Start of Record list

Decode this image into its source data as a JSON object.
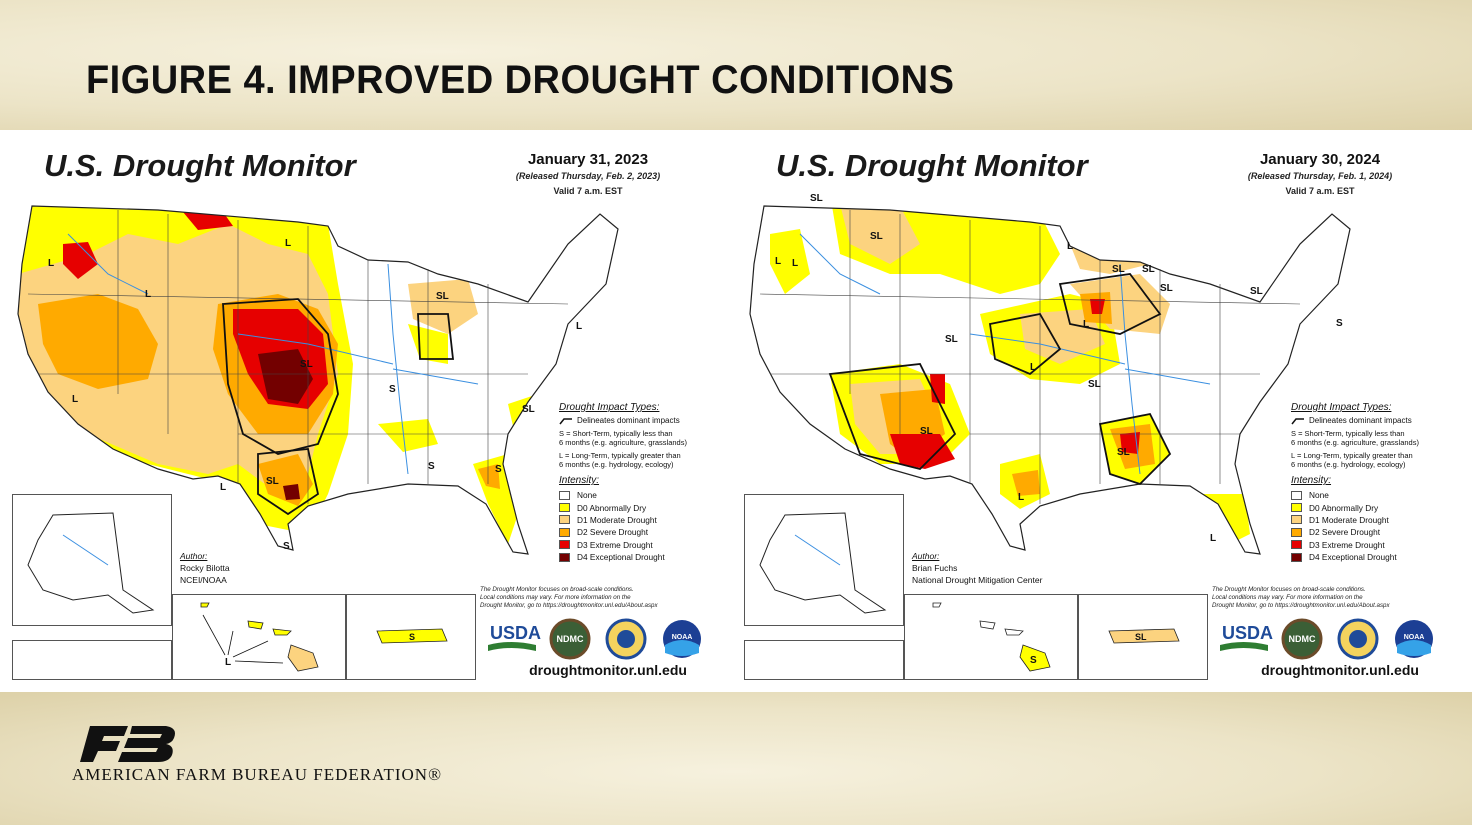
{
  "slide": {
    "title": "FIGURE 4. IMPROVED DROUGHT CONDITIONS",
    "organization": "AMERICAN FARM BUREAU FEDERATION®"
  },
  "colors": {
    "none": "#ffffff",
    "d0": "#ffff00",
    "d1": "#fcd37f",
    "d2": "#ffaa00",
    "d3": "#e60000",
    "d4": "#730000"
  },
  "maps": [
    {
      "title": "U.S. Drought Monitor",
      "date": "January 31, 2023",
      "released": "(Released Thursday, Feb. 2, 2023)",
      "valid": "Valid 7 a.m. EST",
      "author_heading": "Author:",
      "author_name": "Rocky Bilotta",
      "author_org": "NCEI/NOAA",
      "labels": {
        "west_nw": "L",
        "ne_mt": "L",
        "ca_s": "L",
        "ut": "L",
        "ks": "SL",
        "tx": "SL",
        "tx_s": "S",
        "az": "L",
        "mi": "SL",
        "ny": "L",
        "va": "S",
        "nc": "SL",
        "ga": "S",
        "fl": "S",
        "hi": "L",
        "pr": "S"
      }
    },
    {
      "title": "U.S. Drought Monitor",
      "date": "January 30, 2024",
      "released": "(Released Thursday, Feb. 1, 2024)",
      "valid": "Valid 7 a.m. EST",
      "author_heading": "Author:",
      "author_name": "Brian Fuchs",
      "author_org": "National Drought Mitigation Center",
      "labels": {
        "wa": "SL",
        "wa2": "L",
        "or": "L",
        "mt": "SL",
        "mn": "L",
        "wi": "SL",
        "mi": "SL",
        "mi2": "SL",
        "ne": "SL",
        "ia": "L",
        "mo": "L",
        "ky": "SL",
        "nm": "SL",
        "ms": "SL",
        "tx": "L",
        "fl": "L",
        "ny": "SL",
        "me": "S",
        "hi": "S",
        "pr": "SL"
      }
    }
  ],
  "legend": {
    "impact_heading": "Drought Impact Types:",
    "delineates": "Delineates dominant impacts",
    "short_term_1": "S = Short-Term, typically less than",
    "short_term_2": "6 months (e.g. agriculture, grasslands)",
    "long_term_1": "L = Long-Term, typically greater than",
    "long_term_2": "6 months (e.g. hydrology, ecology)",
    "intensity_heading": "Intensity:",
    "levels": [
      "None",
      "D0 Abnormally Dry",
      "D1 Moderate Drought",
      "D2 Severe Drought",
      "D3 Extreme Drought",
      "D4 Exceptional Drought"
    ]
  },
  "footnote": {
    "line1": "The Drought Monitor focuses on broad-scale conditions.",
    "line2": "Local conditions may vary. For more information on the",
    "line3": "Drought Monitor, go to https://droughtmonitor.unl.edu/About.aspx"
  },
  "logos": {
    "usda": "USDA",
    "ndmc": "NDMC",
    "noaa": "NOAA"
  },
  "url": "droughtmonitor.unl.edu"
}
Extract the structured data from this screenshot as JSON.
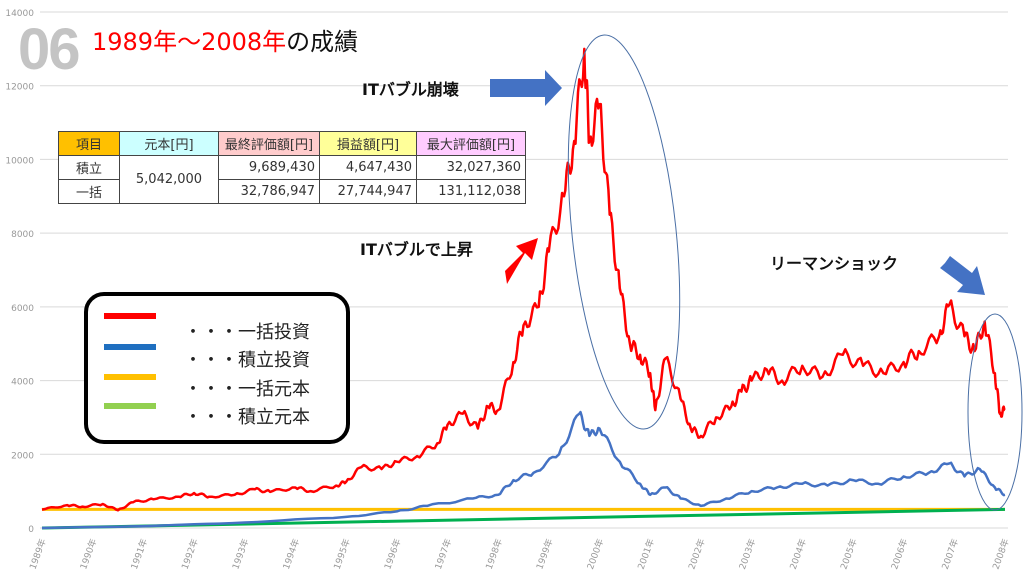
{
  "header": {
    "number": "06",
    "title_red": "1989年～2008年",
    "title_black": "の成績"
  },
  "annotations": {
    "crash": "ITバブル崩壊",
    "rise": "ITバブルで上昇",
    "lehman": "リーマンショック"
  },
  "table": {
    "headers": [
      "項目",
      "元本[円]",
      "最終評価額[円]",
      "損益額[円]",
      "最大評価額[円]"
    ],
    "principal": "5,042,000",
    "rows": [
      {
        "label": "積立",
        "final": "9,689,430",
        "profit": "4,647,430",
        "max": "32,027,360"
      },
      {
        "label": "一括",
        "final": "32,786,947",
        "profit": "27,744,947",
        "max": "131,112,038"
      }
    ]
  },
  "legend": [
    {
      "label": "・・・一括投資",
      "color": "#ff0000"
    },
    {
      "label": "・・・積立投資",
      "color": "#1f6fc0"
    },
    {
      "label": "・・・一括元本",
      "color": "#ffc000"
    },
    {
      "label": "・・・積立元本",
      "color": "#92d050"
    }
  ],
  "chart_data": {
    "type": "line",
    "title": "1989年～2008年の成績",
    "ylim": [
      0,
      14000
    ],
    "yticks": [
      "0",
      "2000",
      "4000",
      "6000",
      "8000",
      "10000",
      "12000",
      "14000"
    ],
    "xticks": [
      "1989年",
      "1990年",
      "1991年",
      "1992年",
      "1993年",
      "1994年",
      "1995年",
      "1996年",
      "1997年",
      "1998年",
      "1999年",
      "2000年",
      "2001年",
      "2002年",
      "2003年",
      "2004年",
      "2005年",
      "2006年",
      "2007年",
      "2008年"
    ],
    "grid": true,
    "series": [
      {
        "name": "一括投資",
        "color": "#ff0000",
        "points": [
          [
            1989.0,
            500
          ],
          [
            1989.5,
            620
          ],
          [
            1989.8,
            580
          ],
          [
            1990.2,
            650
          ],
          [
            1990.5,
            480
          ],
          [
            1990.8,
            700
          ],
          [
            1991.2,
            780
          ],
          [
            1991.7,
            850
          ],
          [
            1992.0,
            950
          ],
          [
            1992.3,
            850
          ],
          [
            1992.8,
            900
          ],
          [
            1993.2,
            1050
          ],
          [
            1993.5,
            980
          ],
          [
            1994.0,
            1100
          ],
          [
            1994.3,
            1000
          ],
          [
            1994.8,
            1150
          ],
          [
            1995.0,
            1250
          ],
          [
            1995.3,
            1650
          ],
          [
            1995.7,
            1600
          ],
          [
            1996.0,
            1800
          ],
          [
            1996.4,
            1950
          ],
          [
            1996.8,
            2300
          ],
          [
            1997.0,
            2800
          ],
          [
            1997.3,
            3100
          ],
          [
            1997.6,
            2700
          ],
          [
            1997.8,
            3300
          ],
          [
            1998.0,
            3200
          ],
          [
            1998.3,
            4500
          ],
          [
            1998.5,
            5500
          ],
          [
            1998.8,
            6000
          ],
          [
            1999.0,
            7500
          ],
          [
            1999.3,
            9000
          ],
          [
            1999.5,
            10500
          ],
          [
            1999.7,
            13000
          ],
          [
            1999.8,
            10500
          ],
          [
            2000.0,
            11500
          ],
          [
            2000.2,
            8500
          ],
          [
            2000.4,
            6500
          ],
          [
            2000.6,
            5000
          ],
          [
            2000.8,
            4700
          ],
          [
            2001.0,
            4200
          ],
          [
            2001.1,
            3200
          ],
          [
            2001.3,
            4600
          ],
          [
            2001.6,
            3500
          ],
          [
            2001.8,
            2700
          ],
          [
            2002.0,
            2500
          ],
          [
            2002.3,
            3000
          ],
          [
            2002.6,
            3300
          ],
          [
            2002.8,
            3700
          ],
          [
            2003.0,
            4000
          ],
          [
            2003.3,
            4300
          ],
          [
            2003.6,
            4000
          ],
          [
            2004.0,
            4400
          ],
          [
            2004.4,
            4100
          ],
          [
            2004.8,
            4700
          ],
          [
            2005.2,
            4400
          ],
          [
            2005.6,
            4200
          ],
          [
            2006.0,
            4500
          ],
          [
            2006.3,
            4800
          ],
          [
            2006.7,
            5200
          ],
          [
            2006.9,
            6050
          ],
          [
            2007.2,
            5200
          ],
          [
            2007.4,
            4800
          ],
          [
            2007.6,
            5600
          ],
          [
            2007.8,
            4200
          ],
          [
            2007.9,
            3100
          ],
          [
            2008.0,
            3200
          ]
        ]
      },
      {
        "name": "積立投資",
        "color": "#4472c4",
        "points": [
          [
            1989.0,
            0
          ],
          [
            1991.0,
            50
          ],
          [
            1993.0,
            150
          ],
          [
            1995.0,
            300
          ],
          [
            1996.0,
            450
          ],
          [
            1996.6,
            600
          ],
          [
            1997.5,
            800
          ],
          [
            1998.0,
            900
          ],
          [
            1998.3,
            1300
          ],
          [
            1998.7,
            1500
          ],
          [
            1999.2,
            2000
          ],
          [
            1999.6,
            3100
          ],
          [
            1999.8,
            2500
          ],
          [
            2000.0,
            2700
          ],
          [
            2000.4,
            1800
          ],
          [
            2000.8,
            1200
          ],
          [
            2001.0,
            900
          ],
          [
            2001.3,
            1100
          ],
          [
            2001.6,
            800
          ],
          [
            2002.0,
            600
          ],
          [
            2002.5,
            800
          ],
          [
            2003.0,
            1000
          ],
          [
            2003.5,
            1100
          ],
          [
            2004.0,
            1200
          ],
          [
            2004.5,
            1150
          ],
          [
            2005.0,
            1300
          ],
          [
            2005.5,
            1200
          ],
          [
            2006.0,
            1400
          ],
          [
            2006.5,
            1500
          ],
          [
            2006.9,
            1750
          ],
          [
            2007.2,
            1400
          ],
          [
            2007.5,
            1600
          ],
          [
            2007.8,
            1100
          ],
          [
            2008.0,
            900
          ]
        ]
      },
      {
        "name": "一括元本",
        "color": "#ffc000",
        "points": [
          [
            1989.0,
            504
          ],
          [
            2008.0,
            504
          ]
        ]
      },
      {
        "name": "積立元本",
        "color": "#00b050",
        "points": [
          [
            1989.0,
            0
          ],
          [
            2008.0,
            504
          ]
        ]
      }
    ]
  }
}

End of Record list

* _Goal_
Identify every line above that includes the word "typically", and show those lines.

* _Full solution_
    "short_term_1": "S = Short-Term, typically less than",
    "long_term_1": "L = Long-Term, typically greater than",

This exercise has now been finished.